Stored entries
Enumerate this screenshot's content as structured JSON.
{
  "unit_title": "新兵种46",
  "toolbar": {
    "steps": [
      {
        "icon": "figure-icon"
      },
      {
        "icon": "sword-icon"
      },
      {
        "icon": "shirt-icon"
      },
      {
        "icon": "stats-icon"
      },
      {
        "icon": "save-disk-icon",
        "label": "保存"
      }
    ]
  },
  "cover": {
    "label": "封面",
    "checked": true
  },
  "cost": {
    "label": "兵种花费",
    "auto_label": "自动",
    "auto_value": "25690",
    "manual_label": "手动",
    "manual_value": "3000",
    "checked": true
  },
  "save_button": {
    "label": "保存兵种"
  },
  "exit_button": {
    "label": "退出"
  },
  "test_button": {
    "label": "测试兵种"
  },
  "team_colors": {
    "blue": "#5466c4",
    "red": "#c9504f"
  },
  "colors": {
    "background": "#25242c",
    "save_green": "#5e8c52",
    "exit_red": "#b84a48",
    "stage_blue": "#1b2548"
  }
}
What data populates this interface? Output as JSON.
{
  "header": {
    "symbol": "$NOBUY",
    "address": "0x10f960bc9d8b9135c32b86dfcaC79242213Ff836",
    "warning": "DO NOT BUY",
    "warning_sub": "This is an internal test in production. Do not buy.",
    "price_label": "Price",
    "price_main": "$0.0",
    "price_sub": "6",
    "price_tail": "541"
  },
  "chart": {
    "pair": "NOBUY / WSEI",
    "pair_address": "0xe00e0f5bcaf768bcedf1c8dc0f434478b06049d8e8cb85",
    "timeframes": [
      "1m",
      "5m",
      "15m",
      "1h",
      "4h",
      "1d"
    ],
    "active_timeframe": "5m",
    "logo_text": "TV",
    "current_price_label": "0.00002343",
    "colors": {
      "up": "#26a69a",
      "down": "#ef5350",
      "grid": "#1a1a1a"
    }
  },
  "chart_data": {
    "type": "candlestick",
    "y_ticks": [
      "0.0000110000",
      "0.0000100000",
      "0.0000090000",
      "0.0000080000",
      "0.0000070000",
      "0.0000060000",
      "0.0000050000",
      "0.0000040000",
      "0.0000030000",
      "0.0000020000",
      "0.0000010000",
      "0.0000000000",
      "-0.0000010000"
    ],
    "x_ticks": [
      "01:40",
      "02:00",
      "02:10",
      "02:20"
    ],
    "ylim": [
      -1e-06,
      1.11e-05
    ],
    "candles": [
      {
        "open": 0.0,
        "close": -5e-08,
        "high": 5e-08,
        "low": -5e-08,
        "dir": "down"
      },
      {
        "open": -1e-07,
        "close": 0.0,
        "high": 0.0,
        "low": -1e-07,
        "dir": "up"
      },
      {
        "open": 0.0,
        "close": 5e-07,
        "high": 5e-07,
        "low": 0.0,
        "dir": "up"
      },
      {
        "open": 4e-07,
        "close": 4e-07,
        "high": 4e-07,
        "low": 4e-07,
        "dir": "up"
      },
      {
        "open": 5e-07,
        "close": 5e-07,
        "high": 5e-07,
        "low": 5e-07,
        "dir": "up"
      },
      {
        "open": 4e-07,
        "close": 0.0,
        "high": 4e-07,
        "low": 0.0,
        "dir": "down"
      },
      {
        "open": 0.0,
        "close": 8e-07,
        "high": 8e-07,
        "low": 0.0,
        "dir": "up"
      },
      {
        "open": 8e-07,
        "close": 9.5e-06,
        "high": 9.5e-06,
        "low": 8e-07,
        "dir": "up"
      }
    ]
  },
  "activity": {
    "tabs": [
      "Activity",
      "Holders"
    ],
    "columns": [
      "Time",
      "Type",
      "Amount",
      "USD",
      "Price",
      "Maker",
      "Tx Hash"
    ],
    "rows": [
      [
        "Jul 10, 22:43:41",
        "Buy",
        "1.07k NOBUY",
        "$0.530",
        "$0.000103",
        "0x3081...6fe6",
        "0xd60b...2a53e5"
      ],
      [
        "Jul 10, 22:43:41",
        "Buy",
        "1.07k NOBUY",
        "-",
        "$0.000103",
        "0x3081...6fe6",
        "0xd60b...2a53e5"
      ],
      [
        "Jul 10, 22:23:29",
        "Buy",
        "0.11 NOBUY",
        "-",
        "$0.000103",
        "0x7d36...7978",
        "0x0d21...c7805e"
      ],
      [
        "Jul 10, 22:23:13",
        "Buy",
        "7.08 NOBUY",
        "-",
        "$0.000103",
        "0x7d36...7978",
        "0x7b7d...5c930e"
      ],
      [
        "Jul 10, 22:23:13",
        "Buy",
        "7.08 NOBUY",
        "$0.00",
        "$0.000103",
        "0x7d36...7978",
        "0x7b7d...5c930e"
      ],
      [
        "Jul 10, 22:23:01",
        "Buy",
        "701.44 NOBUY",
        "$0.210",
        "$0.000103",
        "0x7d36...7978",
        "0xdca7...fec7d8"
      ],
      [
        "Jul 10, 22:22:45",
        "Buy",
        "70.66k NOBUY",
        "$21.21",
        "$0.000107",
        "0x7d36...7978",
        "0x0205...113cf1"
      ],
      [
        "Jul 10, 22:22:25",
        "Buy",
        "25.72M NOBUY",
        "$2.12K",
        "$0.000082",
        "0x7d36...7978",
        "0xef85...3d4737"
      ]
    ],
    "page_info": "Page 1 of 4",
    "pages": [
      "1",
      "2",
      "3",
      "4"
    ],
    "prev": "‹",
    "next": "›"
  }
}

→ Your instructions
Say how many lines of the data hold the string "close". Reply with the number alone.

→ Written response
8